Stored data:
_ _ _
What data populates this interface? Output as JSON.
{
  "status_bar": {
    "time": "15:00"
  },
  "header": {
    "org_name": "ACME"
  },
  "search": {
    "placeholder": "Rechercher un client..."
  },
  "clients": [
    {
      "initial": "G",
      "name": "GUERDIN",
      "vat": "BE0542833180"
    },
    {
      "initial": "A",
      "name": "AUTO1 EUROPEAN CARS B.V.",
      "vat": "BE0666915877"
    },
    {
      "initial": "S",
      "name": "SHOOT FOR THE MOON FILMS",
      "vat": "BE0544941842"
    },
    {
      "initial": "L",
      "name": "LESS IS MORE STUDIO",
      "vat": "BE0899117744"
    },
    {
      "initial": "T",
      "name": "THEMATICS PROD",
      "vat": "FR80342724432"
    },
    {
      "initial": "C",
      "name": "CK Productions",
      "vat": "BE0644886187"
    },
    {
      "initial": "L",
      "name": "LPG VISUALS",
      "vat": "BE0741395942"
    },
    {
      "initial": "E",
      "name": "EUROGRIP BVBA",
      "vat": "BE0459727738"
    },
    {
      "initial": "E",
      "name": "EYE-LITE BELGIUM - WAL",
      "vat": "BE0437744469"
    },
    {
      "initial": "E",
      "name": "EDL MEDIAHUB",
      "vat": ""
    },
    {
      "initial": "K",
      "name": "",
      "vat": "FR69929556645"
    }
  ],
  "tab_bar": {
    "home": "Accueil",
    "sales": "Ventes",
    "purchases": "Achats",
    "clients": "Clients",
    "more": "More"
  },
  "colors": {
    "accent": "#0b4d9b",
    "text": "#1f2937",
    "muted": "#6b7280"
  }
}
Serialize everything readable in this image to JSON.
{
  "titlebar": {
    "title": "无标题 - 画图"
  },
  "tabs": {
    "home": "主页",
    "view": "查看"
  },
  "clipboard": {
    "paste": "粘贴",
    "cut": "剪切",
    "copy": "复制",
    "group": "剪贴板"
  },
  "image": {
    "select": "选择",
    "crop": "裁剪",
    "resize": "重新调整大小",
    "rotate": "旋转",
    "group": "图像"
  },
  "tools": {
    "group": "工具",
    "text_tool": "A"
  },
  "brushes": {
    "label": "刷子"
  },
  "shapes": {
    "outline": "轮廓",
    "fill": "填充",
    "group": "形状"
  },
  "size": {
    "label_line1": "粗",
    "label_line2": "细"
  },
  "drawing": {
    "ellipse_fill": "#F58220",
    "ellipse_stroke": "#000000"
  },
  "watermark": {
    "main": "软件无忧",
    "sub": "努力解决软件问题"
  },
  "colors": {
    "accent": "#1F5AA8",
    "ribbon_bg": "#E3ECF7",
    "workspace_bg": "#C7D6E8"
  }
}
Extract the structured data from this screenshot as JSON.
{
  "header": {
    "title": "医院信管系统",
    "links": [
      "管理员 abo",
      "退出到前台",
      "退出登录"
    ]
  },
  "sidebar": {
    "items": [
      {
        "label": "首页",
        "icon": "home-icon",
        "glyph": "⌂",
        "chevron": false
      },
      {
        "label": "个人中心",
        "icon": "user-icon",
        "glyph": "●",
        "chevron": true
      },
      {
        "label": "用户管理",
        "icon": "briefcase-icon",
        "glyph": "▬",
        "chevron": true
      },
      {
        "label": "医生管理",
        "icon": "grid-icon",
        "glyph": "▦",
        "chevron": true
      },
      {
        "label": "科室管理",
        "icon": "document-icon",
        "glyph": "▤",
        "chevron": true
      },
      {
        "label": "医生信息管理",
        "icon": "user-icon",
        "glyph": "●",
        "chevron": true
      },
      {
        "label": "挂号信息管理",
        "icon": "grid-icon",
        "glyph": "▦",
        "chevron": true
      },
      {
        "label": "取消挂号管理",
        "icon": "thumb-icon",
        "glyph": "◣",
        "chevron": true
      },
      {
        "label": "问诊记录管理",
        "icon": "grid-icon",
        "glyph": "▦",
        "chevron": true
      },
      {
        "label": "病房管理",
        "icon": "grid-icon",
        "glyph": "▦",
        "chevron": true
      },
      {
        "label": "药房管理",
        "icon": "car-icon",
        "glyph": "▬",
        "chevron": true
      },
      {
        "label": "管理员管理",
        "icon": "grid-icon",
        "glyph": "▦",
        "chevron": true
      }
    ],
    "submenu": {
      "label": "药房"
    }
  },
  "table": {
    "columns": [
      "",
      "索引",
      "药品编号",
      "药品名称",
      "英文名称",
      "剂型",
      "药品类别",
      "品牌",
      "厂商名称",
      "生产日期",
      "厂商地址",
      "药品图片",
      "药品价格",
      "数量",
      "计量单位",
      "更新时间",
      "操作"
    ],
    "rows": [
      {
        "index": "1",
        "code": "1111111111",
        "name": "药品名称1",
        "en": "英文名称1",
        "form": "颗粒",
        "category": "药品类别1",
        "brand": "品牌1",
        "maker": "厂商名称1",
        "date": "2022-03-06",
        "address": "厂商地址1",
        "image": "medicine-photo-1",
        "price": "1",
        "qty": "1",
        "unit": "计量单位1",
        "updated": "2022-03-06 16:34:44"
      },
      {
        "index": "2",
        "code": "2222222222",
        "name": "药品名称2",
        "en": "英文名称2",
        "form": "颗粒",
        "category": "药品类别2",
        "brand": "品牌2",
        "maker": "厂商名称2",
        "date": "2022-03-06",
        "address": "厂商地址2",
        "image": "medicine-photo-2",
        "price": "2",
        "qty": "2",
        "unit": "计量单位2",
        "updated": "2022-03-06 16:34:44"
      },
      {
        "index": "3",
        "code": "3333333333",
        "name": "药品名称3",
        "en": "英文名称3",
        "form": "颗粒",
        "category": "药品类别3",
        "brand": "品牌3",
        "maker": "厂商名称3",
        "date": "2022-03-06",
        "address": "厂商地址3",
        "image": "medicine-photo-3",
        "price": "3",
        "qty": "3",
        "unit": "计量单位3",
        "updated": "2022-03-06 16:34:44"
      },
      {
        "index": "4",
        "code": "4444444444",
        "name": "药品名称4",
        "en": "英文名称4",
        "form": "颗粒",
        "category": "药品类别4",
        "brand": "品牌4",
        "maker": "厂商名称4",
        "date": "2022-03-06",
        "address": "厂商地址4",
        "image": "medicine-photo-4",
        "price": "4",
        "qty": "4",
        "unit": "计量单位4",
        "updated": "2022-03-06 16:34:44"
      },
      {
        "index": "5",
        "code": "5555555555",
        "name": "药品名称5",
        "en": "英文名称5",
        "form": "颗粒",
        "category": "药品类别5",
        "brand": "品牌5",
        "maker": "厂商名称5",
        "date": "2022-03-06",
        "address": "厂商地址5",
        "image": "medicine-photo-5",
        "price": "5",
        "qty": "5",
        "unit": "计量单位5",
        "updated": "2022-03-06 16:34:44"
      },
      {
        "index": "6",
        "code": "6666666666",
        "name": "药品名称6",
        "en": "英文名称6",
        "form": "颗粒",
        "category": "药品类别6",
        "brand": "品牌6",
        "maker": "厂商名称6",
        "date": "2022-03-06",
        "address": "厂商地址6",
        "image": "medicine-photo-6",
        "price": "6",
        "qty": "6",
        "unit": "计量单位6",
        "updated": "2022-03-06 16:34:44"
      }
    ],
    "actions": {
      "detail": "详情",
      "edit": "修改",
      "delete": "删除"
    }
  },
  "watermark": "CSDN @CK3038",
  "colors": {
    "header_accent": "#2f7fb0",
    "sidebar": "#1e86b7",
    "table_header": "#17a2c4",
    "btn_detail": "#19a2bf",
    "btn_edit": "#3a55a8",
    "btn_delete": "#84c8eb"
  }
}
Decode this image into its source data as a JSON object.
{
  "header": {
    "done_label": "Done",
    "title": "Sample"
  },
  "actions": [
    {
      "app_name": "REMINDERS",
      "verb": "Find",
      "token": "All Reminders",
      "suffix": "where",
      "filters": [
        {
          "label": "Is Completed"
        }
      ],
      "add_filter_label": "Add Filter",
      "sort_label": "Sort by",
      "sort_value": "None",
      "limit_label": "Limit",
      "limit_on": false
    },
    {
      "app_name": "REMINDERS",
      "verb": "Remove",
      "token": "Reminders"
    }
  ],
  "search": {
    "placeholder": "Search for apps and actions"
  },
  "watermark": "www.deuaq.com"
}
_ _ _
▶ [Challenge] Take the line that contains "Decode this image" and every line after it through the end of the listing above, and repeat them exactly.

▶ [Task output]
Decode this image into its source data as a JSON object.
{
  "header": {
    "done_label": "Done",
    "title": "Sample"
  },
  "actions": [
    {
      "app_name": "REMINDERS",
      "verb": "Find",
      "token": "All Reminders",
      "suffix": "where",
      "filters": [
        {
          "label": "Is Completed"
        }
      ],
      "add_filter_label": "Add Filter",
      "sort_label": "Sort by",
      "sort_value": "None",
      "limit_label": "Limit",
      "limit_on": false
    },
    {
      "app_name": "REMINDERS",
      "verb": "Remove",
      "token": "Reminders"
    }
  ],
  "search": {
    "placeholder": "Search for apps and actions"
  },
  "watermark": "www.deuaq.com"
}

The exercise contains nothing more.